## DIRECTIVE
Below are some records. Copy every line in them that holds "Milchanlieferung".

Figure content listings

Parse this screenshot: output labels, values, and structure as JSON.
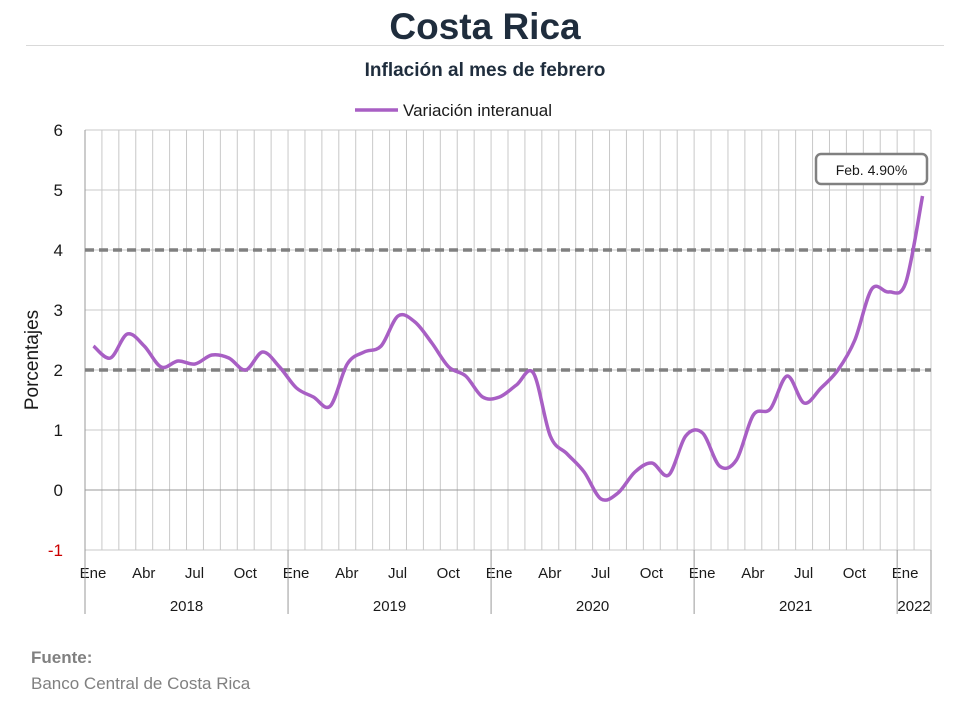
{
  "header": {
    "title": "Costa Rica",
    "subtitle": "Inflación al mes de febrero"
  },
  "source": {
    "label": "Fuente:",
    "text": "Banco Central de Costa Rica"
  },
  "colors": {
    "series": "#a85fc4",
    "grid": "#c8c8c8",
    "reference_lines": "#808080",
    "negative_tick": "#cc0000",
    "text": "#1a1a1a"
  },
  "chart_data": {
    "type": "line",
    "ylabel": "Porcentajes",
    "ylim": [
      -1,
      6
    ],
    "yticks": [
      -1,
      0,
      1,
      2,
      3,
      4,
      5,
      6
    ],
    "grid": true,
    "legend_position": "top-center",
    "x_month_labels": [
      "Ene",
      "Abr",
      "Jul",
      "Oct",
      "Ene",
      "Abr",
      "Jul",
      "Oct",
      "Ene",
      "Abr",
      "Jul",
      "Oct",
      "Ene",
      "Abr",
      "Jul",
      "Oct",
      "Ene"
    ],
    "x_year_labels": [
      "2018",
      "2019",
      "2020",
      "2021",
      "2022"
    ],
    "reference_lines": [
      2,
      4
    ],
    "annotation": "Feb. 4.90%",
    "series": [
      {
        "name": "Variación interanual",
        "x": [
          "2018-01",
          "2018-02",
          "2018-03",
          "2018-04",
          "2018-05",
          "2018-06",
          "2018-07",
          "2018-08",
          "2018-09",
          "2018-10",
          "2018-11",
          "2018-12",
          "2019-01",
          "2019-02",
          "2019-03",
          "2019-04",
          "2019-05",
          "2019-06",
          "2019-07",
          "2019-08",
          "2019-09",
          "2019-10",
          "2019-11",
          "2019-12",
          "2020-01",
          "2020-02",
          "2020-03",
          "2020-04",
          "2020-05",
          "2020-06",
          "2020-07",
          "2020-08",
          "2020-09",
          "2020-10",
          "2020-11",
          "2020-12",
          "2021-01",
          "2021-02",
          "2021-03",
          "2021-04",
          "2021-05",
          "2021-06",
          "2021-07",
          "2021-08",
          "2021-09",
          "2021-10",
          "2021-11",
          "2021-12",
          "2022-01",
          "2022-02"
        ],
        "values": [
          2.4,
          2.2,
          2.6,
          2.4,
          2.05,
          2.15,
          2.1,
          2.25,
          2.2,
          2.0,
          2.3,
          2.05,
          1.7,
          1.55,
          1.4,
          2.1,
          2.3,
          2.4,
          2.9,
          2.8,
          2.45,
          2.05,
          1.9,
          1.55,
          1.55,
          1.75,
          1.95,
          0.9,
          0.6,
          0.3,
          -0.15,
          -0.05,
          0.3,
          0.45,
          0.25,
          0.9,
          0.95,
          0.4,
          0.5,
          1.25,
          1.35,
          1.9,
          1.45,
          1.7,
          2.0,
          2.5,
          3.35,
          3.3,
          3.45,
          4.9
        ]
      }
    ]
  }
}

---

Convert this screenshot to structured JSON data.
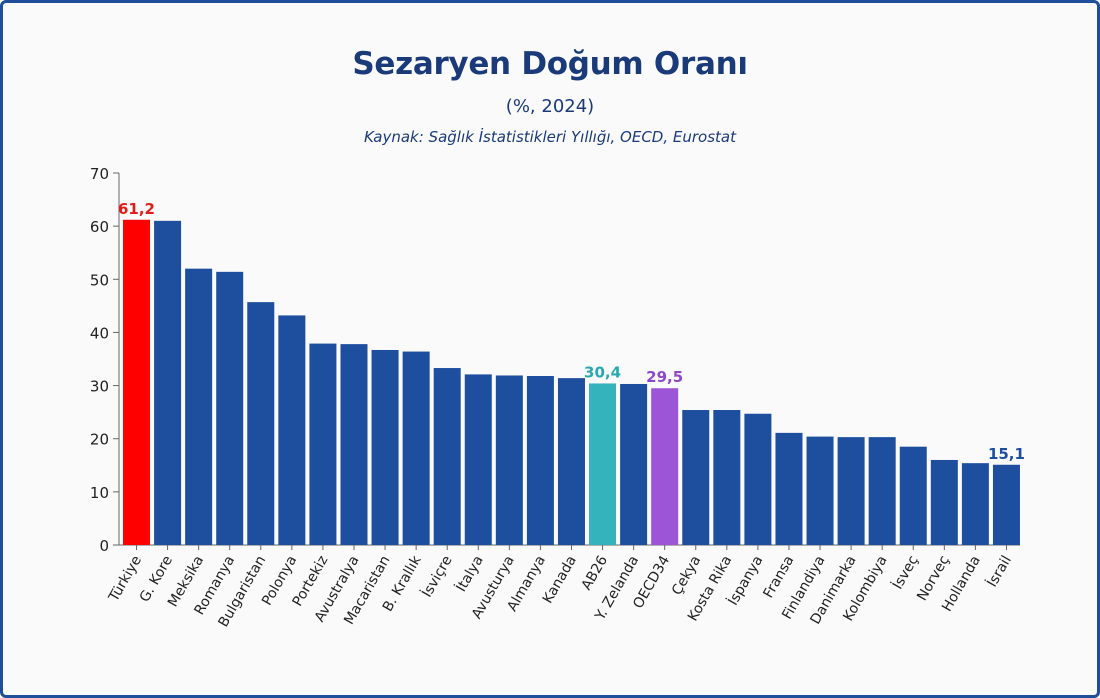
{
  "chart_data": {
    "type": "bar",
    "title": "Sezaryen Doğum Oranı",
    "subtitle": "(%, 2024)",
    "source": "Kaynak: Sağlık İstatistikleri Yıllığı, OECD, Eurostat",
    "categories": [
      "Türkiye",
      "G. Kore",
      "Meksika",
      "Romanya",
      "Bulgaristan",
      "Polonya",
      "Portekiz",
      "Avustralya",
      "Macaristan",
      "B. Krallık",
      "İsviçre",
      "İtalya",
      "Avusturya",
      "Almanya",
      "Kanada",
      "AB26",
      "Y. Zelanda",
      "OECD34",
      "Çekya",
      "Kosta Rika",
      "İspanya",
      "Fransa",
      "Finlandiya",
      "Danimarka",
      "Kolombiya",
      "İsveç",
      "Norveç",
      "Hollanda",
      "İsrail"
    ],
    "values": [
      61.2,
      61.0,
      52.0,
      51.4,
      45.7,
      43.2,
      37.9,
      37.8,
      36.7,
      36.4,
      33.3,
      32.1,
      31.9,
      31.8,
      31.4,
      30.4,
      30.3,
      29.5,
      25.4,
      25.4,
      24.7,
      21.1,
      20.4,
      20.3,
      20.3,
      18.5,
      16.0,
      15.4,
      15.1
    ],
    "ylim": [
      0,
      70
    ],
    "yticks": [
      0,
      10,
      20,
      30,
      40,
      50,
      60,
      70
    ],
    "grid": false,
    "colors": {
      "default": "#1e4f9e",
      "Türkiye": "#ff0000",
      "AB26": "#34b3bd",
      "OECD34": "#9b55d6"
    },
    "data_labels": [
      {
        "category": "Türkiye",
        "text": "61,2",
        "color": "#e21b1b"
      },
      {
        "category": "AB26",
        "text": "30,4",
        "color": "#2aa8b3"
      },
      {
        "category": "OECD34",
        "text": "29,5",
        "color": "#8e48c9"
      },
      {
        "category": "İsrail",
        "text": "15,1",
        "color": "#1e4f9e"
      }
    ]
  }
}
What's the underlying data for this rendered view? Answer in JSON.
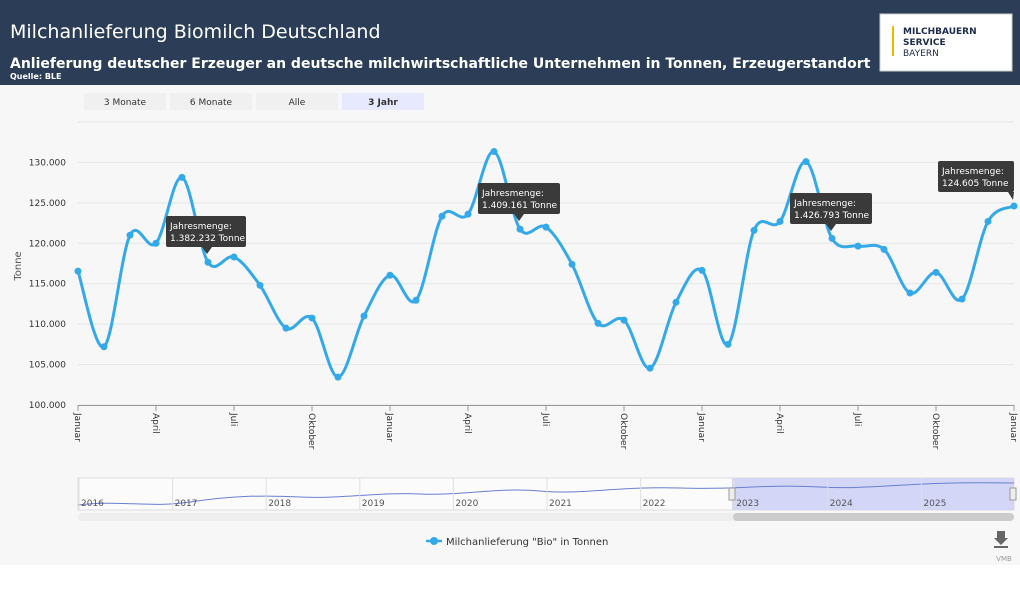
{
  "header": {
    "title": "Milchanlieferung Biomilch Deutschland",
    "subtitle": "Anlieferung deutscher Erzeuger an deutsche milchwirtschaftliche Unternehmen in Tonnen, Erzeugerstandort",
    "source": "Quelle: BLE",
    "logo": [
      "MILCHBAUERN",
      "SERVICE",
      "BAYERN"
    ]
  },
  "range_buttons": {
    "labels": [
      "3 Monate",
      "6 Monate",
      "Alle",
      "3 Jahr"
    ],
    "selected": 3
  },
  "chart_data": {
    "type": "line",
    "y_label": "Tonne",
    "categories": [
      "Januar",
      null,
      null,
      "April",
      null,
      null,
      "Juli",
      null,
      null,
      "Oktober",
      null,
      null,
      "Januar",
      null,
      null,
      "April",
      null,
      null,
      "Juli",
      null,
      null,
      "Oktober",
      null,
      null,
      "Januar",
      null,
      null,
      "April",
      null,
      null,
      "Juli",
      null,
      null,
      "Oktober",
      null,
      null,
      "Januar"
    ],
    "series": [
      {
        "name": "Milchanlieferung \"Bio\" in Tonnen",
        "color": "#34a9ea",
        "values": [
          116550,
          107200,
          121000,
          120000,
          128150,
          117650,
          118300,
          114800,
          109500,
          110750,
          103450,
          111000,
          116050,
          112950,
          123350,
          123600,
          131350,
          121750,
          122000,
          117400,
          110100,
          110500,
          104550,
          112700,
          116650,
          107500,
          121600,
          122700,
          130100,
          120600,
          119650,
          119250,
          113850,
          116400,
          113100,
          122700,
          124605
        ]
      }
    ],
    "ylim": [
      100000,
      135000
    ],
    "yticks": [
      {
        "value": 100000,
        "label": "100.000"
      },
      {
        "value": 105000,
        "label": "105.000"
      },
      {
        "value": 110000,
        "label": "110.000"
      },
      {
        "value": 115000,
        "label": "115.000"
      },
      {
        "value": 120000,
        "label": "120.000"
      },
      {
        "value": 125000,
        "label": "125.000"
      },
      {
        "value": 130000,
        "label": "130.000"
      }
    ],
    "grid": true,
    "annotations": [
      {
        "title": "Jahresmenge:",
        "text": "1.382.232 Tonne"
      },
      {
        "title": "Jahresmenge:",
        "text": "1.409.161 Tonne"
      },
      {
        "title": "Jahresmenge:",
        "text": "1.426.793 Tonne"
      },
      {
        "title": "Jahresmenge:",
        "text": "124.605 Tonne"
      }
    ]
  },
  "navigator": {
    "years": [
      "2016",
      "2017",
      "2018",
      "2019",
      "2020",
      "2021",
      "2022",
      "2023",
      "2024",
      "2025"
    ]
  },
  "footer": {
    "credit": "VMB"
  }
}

--

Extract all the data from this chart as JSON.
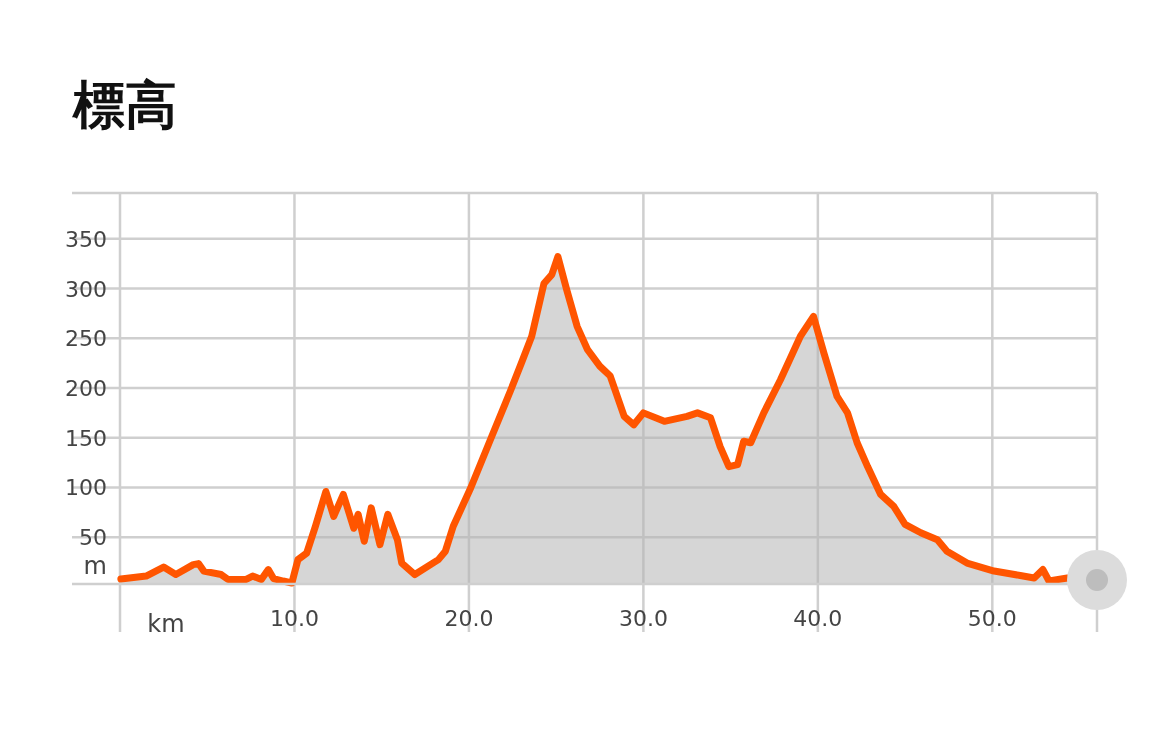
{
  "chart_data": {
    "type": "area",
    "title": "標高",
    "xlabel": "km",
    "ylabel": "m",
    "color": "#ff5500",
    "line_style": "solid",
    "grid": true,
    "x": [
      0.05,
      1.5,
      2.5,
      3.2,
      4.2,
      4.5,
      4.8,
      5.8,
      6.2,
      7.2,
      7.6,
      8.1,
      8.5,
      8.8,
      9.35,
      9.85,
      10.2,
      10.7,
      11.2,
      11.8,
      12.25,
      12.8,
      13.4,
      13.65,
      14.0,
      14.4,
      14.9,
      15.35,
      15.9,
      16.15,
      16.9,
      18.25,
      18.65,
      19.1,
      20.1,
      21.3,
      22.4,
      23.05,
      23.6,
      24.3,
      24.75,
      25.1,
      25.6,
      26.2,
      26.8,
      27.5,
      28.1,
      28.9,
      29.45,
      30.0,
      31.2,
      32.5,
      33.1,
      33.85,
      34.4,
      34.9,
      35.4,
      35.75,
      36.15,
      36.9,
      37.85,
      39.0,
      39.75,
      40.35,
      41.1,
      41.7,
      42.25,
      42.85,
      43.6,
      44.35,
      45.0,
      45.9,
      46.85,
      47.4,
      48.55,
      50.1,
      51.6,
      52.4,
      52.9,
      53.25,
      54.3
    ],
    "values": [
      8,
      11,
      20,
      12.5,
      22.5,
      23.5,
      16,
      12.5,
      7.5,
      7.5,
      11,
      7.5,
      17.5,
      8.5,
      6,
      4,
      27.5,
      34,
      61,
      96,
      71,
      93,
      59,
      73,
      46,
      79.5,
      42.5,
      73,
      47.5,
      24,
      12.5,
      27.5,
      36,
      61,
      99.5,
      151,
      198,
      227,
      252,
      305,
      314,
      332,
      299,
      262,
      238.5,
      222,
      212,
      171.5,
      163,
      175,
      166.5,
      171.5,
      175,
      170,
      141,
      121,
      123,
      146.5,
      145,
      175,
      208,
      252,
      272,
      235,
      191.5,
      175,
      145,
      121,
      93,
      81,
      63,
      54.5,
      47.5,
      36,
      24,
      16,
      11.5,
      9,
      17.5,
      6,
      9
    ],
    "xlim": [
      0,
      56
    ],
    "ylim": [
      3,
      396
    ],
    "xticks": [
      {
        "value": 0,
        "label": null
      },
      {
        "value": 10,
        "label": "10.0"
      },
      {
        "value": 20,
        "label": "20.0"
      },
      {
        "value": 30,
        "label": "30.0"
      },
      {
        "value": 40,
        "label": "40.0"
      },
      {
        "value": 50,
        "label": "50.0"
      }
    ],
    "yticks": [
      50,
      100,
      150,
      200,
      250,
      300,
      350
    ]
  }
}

## FINISHED EXERCISE
    "title": "Milchanlieferung Biomilch Deutschland",
        "name": "Milchanlieferung \"Bio\" in Tonnen",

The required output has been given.